▸ **PROBLEM REQUIREMENTS**:
Extend the passage on shopping around for discounts, starting after its last sentence.

Do everything at a discounted price

No matter how good you are at budgeting, there are still going to be certain necessities you need to spend on, as well as certain luxuries you’re not willing to sacrifice. In these instances, it’s no good burying your head in the sand and ignoring your outlay so as not to worry yourself. It’s better to be proactive and one way to do this is by shopping around for discounts. These can be found in every sector, so never buy on impulse or solely for your personal ease. Instead, look around for bargains, whether it’s discounted loaves of bread from your local supermarket come day’s end or casino bonuses from Oddschecker to make your money go further. The latter may not count as a necessity, but the reality is that you do have to have the occasional instance where you spend a little extra on enjoying yourself. Being economical in your choices will make all the difference.

[Document structure recognition data]

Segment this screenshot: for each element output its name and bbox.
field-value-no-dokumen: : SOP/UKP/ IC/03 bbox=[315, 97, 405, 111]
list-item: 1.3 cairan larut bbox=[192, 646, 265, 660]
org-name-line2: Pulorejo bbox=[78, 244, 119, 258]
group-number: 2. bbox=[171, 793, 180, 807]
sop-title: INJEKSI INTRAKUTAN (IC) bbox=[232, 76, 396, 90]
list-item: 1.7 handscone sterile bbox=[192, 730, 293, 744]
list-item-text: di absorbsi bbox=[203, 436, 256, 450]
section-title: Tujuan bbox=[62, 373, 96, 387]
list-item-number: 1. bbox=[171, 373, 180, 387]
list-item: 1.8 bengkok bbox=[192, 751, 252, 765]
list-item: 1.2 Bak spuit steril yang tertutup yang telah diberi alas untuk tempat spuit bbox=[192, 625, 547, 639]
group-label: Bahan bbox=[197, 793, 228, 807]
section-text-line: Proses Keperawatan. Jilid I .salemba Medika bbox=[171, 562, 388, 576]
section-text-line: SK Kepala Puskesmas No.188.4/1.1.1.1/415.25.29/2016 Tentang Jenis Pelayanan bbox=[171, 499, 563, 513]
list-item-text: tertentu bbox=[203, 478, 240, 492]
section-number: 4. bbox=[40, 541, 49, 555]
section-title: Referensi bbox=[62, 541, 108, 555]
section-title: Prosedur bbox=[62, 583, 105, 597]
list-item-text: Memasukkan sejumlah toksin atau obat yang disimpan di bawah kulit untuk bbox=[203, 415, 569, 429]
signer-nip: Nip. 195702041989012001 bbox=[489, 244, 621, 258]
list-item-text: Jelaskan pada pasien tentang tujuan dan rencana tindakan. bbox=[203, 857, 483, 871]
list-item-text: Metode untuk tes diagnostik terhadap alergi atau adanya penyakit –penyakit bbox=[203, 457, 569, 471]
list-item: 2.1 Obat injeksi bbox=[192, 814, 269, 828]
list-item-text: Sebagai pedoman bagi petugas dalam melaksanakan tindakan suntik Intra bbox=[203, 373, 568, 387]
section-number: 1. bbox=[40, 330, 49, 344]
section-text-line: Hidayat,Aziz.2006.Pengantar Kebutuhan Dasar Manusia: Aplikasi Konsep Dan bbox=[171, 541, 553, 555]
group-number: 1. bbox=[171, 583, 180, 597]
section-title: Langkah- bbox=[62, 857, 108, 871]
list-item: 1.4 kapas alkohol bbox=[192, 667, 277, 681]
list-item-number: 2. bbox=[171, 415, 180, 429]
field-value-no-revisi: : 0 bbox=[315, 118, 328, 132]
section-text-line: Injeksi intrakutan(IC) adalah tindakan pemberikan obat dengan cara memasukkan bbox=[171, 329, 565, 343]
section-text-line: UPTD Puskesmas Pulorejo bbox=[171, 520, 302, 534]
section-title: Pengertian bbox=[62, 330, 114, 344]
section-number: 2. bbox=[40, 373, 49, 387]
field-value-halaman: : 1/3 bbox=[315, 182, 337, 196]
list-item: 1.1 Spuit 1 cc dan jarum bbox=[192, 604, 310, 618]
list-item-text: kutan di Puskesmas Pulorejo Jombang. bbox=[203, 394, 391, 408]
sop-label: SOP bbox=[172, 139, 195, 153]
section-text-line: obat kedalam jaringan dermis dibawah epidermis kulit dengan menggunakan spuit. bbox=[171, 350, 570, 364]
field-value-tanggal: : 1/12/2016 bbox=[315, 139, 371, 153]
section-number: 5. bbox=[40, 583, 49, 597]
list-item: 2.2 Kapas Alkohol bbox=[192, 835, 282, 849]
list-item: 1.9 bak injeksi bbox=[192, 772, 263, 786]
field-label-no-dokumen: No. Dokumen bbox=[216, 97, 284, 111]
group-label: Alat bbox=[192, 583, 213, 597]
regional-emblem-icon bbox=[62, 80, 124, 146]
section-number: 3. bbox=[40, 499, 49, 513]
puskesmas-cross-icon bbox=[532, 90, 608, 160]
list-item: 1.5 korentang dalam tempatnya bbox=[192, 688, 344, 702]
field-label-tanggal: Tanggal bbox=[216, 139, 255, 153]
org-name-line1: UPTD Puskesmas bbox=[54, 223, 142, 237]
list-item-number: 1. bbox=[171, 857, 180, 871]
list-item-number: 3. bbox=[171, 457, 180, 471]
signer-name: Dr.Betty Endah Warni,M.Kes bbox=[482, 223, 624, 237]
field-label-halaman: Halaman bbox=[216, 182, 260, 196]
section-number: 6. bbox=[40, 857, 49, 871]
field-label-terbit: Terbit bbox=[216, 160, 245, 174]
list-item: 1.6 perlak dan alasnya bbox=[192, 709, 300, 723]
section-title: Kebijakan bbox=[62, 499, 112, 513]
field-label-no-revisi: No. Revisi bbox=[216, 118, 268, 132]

▸ **RESULT OF THIS EXERCISE**:
Start saying ‘no’

With the above in mind, you nonetheless have to create some semblance of balance, which means familiarizing yourself with saying ‘no’: to yourself, to your friends and to anyone or anything that will require you to spend money you don’t have. Though it’s fine to occasionally be naughty, you’re never going to realize your financial goals if you’re forever breaking the rules you have set. This means there’ll be times where you have to look at what you’ve already spent and pass on those after-work drinks or that slap-up meal with your special someone.

Don’t buy it just because it’s a bargain

We mentioned above that you should always have an eye out for discounts, but we ought to qualify that statement a little further by saying a bargain is only a bargain if it’s something you need. What we mean by that is that you must school yourself into the habit of only purchasing goods and services you genuinely require, no matter how enticing something’s price looks on paper. If you don’t have to have it, don’t buy it, irrespective of special offers and their appeal. Even at 50 per cent off, an unnecessary buy is still money poorly spent.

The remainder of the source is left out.